___ Raw data ___
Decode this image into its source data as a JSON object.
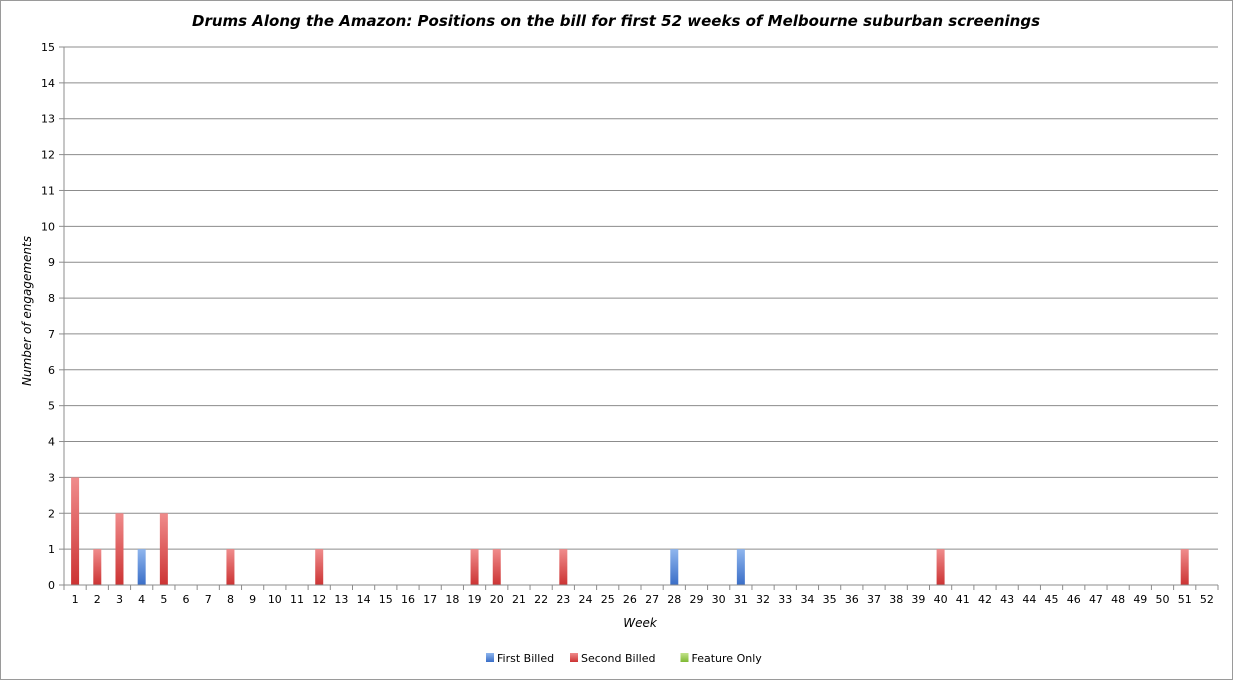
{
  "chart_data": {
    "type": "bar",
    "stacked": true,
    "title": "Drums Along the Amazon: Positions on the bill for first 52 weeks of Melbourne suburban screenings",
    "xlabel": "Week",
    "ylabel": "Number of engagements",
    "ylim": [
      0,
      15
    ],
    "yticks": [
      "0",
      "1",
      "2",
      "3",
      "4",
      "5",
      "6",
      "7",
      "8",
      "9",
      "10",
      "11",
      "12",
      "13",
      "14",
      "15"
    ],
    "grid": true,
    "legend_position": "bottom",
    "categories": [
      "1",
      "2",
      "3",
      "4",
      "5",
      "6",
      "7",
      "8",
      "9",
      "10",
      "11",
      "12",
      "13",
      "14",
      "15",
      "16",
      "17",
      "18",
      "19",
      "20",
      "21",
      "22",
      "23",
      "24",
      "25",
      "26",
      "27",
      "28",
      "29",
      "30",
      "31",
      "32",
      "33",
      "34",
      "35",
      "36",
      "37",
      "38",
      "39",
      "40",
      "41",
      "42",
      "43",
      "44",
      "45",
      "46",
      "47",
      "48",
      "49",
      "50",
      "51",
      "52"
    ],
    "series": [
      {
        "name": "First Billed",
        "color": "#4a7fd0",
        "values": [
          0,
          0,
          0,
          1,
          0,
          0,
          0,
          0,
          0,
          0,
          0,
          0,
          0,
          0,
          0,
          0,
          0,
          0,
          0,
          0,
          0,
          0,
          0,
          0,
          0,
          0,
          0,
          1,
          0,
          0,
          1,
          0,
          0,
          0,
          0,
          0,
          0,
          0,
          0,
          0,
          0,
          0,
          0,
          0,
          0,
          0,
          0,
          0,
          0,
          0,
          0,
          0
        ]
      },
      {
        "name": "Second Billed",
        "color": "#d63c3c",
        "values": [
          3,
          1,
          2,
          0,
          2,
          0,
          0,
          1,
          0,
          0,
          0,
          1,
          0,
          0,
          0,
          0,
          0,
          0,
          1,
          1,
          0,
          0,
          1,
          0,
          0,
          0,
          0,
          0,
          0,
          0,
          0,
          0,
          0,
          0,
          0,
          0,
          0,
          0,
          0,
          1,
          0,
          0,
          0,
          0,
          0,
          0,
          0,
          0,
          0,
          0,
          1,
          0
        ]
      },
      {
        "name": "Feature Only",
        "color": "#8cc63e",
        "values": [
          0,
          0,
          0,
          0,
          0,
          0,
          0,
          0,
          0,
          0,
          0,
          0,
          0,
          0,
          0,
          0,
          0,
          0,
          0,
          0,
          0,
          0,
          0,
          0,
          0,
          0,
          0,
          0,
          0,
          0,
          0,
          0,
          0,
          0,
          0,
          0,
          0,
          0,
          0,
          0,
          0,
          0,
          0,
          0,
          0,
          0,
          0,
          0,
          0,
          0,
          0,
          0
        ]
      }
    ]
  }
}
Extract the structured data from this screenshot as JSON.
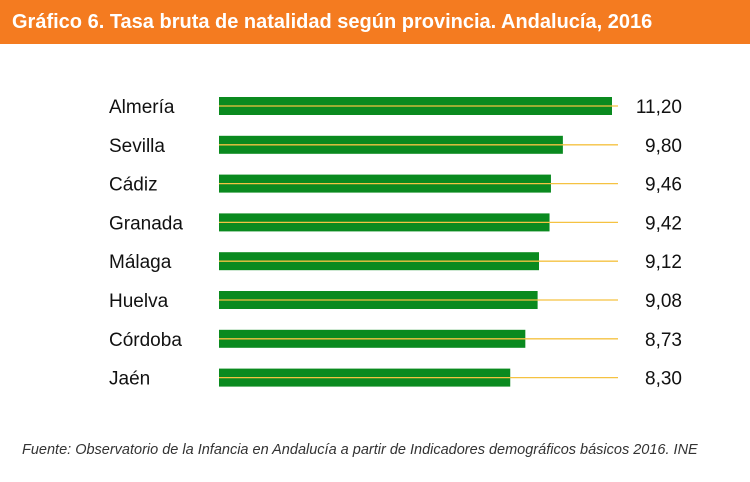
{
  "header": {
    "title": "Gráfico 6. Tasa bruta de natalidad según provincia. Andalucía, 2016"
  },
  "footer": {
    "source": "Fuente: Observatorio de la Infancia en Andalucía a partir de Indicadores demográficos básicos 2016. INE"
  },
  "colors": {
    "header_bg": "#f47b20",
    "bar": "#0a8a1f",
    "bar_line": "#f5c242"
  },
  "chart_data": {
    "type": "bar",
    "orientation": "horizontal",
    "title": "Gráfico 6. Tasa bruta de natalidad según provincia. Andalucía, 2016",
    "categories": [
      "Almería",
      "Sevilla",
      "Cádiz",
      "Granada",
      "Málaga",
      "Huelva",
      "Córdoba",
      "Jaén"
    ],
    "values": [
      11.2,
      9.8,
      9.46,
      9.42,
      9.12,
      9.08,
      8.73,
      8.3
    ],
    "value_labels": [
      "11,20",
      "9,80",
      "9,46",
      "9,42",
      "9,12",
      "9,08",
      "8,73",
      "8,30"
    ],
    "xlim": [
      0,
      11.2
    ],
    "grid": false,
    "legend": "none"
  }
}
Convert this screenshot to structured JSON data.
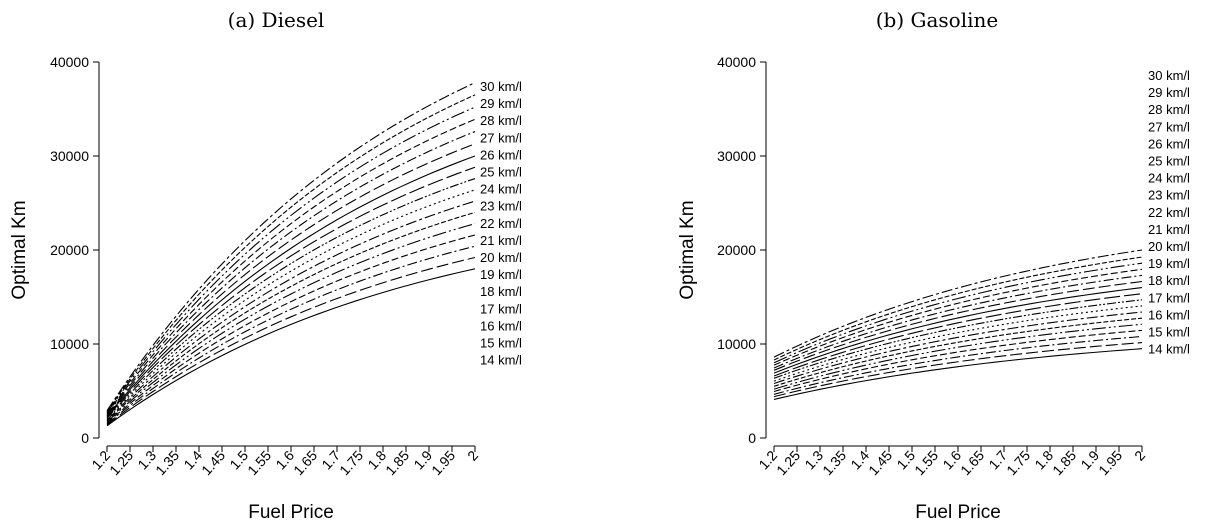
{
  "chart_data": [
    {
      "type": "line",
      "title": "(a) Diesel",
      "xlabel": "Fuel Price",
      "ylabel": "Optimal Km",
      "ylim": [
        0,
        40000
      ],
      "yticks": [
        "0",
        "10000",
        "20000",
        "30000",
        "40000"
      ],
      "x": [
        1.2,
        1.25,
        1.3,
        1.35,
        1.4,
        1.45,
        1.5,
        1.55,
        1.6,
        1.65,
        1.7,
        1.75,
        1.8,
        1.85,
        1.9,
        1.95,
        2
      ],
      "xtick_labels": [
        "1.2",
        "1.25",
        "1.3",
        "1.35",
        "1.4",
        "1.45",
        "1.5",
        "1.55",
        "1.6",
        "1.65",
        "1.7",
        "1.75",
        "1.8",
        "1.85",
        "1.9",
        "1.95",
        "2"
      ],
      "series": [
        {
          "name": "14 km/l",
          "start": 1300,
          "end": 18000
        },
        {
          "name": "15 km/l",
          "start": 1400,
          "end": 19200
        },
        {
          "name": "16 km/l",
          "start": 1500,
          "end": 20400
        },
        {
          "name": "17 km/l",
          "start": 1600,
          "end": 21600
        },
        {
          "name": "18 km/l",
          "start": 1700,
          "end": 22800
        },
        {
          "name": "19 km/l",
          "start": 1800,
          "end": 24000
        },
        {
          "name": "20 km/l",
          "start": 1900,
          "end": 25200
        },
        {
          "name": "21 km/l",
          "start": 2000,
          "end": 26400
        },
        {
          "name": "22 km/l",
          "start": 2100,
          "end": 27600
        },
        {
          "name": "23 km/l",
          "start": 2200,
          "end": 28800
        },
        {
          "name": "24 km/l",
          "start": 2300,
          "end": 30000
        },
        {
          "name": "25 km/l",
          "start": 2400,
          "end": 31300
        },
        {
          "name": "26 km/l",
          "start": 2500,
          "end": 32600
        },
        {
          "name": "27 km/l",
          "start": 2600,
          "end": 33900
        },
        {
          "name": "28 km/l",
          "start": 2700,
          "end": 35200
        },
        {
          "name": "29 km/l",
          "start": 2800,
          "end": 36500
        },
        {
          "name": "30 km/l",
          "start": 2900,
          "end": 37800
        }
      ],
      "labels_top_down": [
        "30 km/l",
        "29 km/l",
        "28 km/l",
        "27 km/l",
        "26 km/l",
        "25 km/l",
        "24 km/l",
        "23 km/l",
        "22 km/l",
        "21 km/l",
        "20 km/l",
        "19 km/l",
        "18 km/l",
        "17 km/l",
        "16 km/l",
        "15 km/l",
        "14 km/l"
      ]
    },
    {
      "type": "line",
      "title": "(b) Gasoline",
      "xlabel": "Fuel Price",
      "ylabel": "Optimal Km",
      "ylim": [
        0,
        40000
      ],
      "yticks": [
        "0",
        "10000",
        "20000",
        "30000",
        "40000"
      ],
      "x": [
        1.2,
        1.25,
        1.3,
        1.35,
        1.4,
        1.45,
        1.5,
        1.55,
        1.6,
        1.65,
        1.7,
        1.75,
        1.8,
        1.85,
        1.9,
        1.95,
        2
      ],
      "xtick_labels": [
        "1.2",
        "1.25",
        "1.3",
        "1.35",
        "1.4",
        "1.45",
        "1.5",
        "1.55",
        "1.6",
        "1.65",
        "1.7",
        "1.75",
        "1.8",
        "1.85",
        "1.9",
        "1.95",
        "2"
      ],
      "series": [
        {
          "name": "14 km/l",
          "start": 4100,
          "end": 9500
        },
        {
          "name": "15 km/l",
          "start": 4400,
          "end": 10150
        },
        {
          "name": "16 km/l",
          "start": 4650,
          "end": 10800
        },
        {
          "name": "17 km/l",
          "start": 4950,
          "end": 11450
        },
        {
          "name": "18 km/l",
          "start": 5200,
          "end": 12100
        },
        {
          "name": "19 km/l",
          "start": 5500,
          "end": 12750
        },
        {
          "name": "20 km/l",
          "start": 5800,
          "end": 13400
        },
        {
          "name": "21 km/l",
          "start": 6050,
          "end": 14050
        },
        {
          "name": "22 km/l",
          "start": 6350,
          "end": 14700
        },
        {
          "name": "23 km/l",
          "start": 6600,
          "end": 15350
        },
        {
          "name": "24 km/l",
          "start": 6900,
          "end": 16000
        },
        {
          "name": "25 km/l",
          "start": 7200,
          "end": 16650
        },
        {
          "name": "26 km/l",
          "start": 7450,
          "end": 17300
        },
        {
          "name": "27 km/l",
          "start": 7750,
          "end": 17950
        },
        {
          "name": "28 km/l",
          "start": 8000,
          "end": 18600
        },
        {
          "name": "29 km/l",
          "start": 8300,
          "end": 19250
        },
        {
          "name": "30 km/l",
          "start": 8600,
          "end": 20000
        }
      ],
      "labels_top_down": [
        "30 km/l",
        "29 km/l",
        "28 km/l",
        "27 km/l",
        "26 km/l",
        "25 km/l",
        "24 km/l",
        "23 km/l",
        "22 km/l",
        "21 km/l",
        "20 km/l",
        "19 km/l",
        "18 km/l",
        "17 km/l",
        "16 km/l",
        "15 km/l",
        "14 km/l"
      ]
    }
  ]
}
___
* _Task goal_
Counting only lines of the data above that hold "natalidad", report the total and nothing else.

* _Result of the exercise_
2